INPUT RECORDS:
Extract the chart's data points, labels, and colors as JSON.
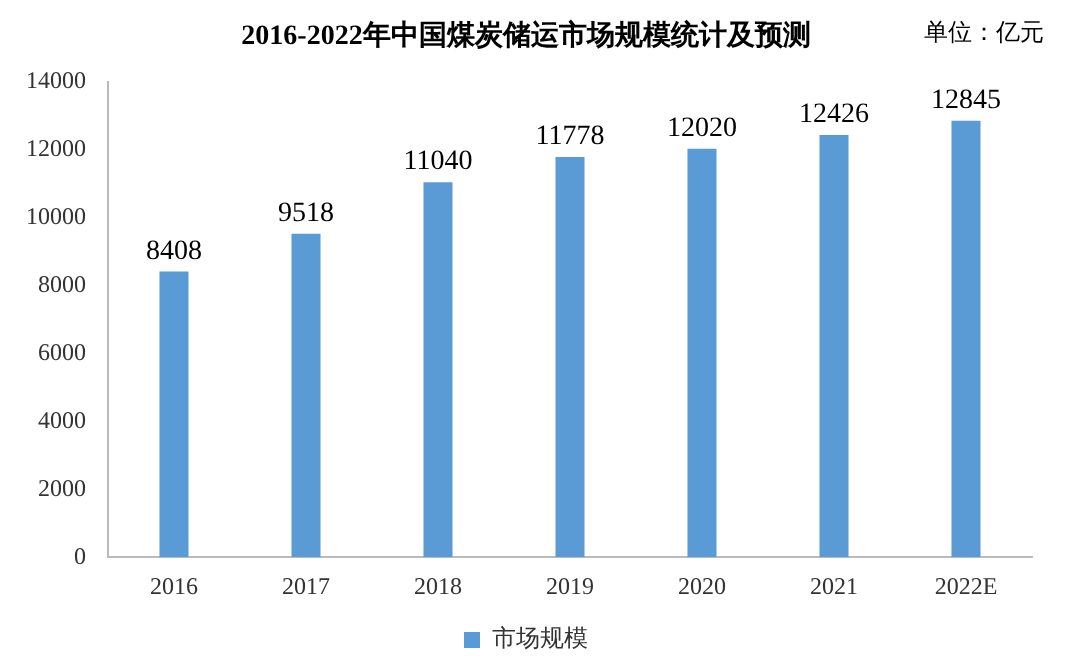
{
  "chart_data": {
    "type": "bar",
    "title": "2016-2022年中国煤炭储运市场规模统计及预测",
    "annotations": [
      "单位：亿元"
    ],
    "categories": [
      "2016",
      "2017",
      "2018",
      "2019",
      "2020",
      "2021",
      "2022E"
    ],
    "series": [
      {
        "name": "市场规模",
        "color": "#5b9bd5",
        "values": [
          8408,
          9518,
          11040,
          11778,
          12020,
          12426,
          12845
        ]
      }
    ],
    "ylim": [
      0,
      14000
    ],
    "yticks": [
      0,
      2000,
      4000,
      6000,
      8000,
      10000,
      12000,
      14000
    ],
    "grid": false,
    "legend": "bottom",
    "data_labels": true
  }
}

TASK INSTRUCTIONS:
Transcribe the whole listing, character for character, but not its images.

RESULT FOR THIS EXERCISE:
Extract the chart's data points, labels, and colors as JSON.
{
  "chart_data": {
    "type": "bar",
    "title": "2016-2022年中国煤炭储运市场规模统计及预测",
    "annotations": [
      "单位：亿元"
    ],
    "categories": [
      "2016",
      "2017",
      "2018",
      "2019",
      "2020",
      "2021",
      "2022E"
    ],
    "series": [
      {
        "name": "市场规模",
        "color": "#5b9bd5",
        "values": [
          8408,
          9518,
          11040,
          11778,
          12020,
          12426,
          12845
        ]
      }
    ],
    "ylim": [
      0,
      14000
    ],
    "yticks": [
      0,
      2000,
      4000,
      6000,
      8000,
      10000,
      12000,
      14000
    ],
    "grid": false,
    "legend": "bottom",
    "data_labels": true
  }
}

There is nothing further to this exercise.